**EXERCISE BRIEF**
Return each line of the listing below, unchanged, and omit the images.

ENTRIES SHOWN start

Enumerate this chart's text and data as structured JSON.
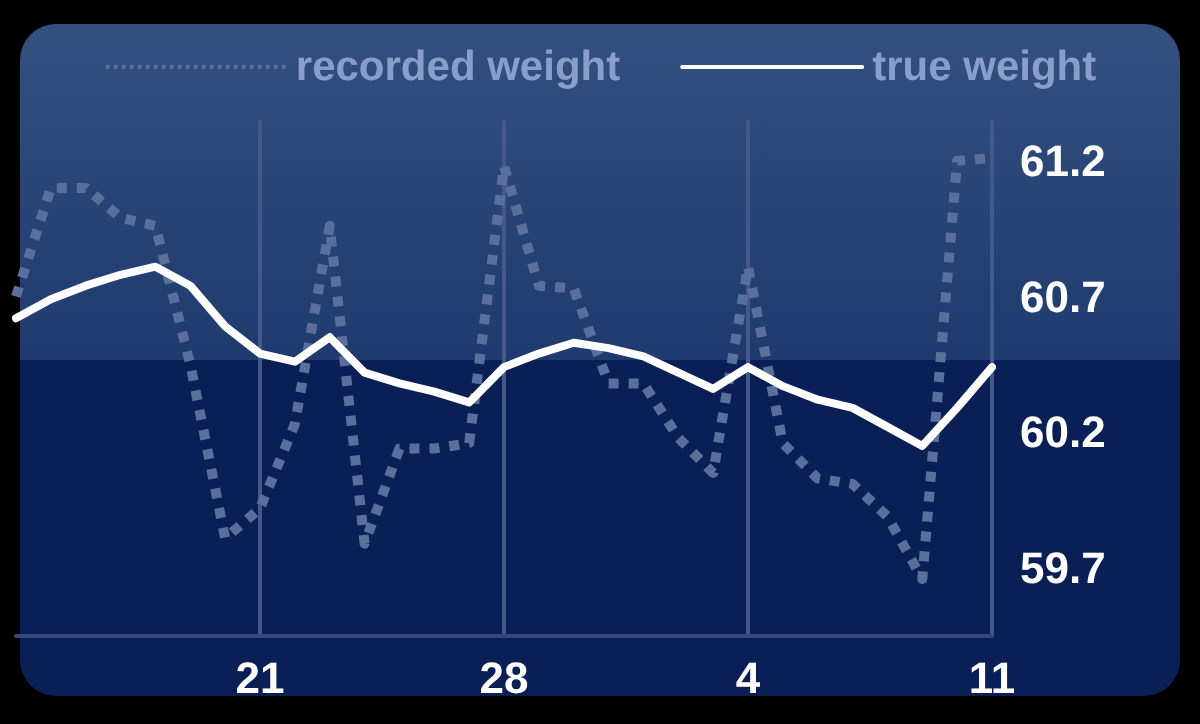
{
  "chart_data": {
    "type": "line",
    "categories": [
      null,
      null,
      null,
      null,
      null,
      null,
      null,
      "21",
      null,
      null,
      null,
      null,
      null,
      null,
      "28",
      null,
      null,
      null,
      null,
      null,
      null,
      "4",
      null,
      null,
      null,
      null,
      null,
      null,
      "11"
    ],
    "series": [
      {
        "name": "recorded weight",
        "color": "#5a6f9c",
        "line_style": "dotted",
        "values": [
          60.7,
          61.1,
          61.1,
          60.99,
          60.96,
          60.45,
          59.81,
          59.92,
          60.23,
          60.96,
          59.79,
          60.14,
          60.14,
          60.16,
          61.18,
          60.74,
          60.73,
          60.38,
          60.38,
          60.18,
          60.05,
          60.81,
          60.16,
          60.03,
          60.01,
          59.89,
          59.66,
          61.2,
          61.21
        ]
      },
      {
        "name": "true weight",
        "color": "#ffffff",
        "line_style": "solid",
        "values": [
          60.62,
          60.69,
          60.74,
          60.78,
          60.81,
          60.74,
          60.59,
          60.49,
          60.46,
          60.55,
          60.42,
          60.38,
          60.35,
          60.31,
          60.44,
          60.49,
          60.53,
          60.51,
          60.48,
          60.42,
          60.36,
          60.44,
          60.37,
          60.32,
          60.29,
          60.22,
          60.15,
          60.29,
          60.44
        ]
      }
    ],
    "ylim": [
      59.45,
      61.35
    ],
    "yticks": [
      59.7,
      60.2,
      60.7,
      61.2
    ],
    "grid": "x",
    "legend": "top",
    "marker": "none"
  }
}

ENTRIES SHOWN end

**WRITTEN ANSWER**
Enumerate this chart's text and data as structured JSON.
{
  "chart_data": {
    "type": "line",
    "categories": [
      null,
      null,
      null,
      null,
      null,
      null,
      null,
      "21",
      null,
      null,
      null,
      null,
      null,
      null,
      "28",
      null,
      null,
      null,
      null,
      null,
      null,
      "4",
      null,
      null,
      null,
      null,
      null,
      null,
      "11"
    ],
    "series": [
      {
        "name": "recorded weight",
        "color": "#5a6f9c",
        "line_style": "dotted",
        "values": [
          60.7,
          61.1,
          61.1,
          60.99,
          60.96,
          60.45,
          59.81,
          59.92,
          60.23,
          60.96,
          59.79,
          60.14,
          60.14,
          60.16,
          61.18,
          60.74,
          60.73,
          60.38,
          60.38,
          60.18,
          60.05,
          60.81,
          60.16,
          60.03,
          60.01,
          59.89,
          59.66,
          61.2,
          61.21
        ]
      },
      {
        "name": "true weight",
        "color": "#ffffff",
        "line_style": "solid",
        "values": [
          60.62,
          60.69,
          60.74,
          60.78,
          60.81,
          60.74,
          60.59,
          60.49,
          60.46,
          60.55,
          60.42,
          60.38,
          60.35,
          60.31,
          60.44,
          60.49,
          60.53,
          60.51,
          60.48,
          60.42,
          60.36,
          60.44,
          60.37,
          60.32,
          60.29,
          60.22,
          60.15,
          60.29,
          60.44
        ]
      }
    ],
    "ylim": [
      59.45,
      61.35
    ],
    "yticks": [
      59.7,
      60.2,
      60.7,
      61.2
    ],
    "grid": "x",
    "legend": "top",
    "marker": "none"
  }
}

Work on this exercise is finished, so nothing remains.